- [Given exercise]: How many lines in the records below contain the word "music"? Answer with the number alone.
+++ Records for the exercise +++
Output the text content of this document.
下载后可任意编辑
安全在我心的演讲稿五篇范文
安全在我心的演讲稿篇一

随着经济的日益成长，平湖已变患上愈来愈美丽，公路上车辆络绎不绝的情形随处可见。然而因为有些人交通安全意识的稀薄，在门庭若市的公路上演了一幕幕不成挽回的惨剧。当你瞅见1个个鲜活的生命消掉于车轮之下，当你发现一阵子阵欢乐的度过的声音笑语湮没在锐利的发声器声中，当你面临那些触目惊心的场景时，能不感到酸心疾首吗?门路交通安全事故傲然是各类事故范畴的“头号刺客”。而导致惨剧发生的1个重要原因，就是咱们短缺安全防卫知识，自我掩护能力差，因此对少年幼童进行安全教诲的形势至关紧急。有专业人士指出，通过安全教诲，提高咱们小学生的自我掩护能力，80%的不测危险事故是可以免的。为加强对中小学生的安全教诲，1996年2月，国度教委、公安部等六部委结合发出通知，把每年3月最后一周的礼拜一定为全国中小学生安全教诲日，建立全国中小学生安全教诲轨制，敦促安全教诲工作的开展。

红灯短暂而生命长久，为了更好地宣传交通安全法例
+++
+++ Records for the exercise +++
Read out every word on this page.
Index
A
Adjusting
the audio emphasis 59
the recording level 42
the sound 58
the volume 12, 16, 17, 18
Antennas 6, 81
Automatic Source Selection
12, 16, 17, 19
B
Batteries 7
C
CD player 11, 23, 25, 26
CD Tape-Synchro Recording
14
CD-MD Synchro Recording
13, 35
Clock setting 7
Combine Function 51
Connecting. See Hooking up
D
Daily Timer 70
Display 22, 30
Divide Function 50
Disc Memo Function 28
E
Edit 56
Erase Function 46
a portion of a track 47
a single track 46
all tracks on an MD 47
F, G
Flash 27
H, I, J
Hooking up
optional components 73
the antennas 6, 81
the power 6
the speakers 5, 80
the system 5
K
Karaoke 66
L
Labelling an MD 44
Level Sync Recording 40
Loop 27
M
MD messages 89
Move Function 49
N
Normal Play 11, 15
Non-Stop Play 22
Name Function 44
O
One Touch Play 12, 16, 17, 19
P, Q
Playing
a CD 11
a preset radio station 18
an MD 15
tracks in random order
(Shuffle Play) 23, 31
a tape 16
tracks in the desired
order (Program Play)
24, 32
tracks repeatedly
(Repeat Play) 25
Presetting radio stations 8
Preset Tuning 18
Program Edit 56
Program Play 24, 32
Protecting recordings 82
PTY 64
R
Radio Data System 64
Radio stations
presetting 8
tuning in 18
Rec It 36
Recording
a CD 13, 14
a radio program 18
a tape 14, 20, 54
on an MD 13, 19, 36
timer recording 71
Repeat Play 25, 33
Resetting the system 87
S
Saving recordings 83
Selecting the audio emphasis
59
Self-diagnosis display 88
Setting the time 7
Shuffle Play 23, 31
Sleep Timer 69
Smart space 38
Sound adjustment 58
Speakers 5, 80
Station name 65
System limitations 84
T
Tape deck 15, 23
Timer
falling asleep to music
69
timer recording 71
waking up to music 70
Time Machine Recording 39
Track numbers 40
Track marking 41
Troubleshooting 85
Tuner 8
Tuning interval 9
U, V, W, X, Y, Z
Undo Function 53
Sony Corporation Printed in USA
+++
+++ Records for the exercise +++
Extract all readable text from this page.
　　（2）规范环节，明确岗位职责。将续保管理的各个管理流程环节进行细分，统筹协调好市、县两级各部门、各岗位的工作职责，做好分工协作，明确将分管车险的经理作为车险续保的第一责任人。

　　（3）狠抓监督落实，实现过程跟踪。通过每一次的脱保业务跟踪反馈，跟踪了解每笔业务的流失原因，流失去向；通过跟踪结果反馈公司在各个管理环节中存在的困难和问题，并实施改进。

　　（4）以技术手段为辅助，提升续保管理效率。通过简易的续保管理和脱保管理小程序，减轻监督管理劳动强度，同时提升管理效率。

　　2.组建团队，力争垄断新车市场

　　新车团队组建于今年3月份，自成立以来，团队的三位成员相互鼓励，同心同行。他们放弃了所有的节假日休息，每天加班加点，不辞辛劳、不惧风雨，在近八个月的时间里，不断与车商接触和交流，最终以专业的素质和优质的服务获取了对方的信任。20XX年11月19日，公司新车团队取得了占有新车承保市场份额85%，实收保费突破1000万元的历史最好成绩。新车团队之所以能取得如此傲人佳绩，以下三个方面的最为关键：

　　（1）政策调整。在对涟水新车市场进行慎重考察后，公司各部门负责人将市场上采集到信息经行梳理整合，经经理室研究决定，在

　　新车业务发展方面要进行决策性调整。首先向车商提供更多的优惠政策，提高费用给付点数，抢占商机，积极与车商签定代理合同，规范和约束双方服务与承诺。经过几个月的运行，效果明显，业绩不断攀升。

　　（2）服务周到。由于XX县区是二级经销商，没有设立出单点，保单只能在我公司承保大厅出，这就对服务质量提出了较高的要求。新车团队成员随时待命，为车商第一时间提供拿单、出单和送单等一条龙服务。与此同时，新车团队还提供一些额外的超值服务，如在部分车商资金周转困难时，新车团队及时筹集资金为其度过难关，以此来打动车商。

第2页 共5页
+++
- [Result for this task]: 2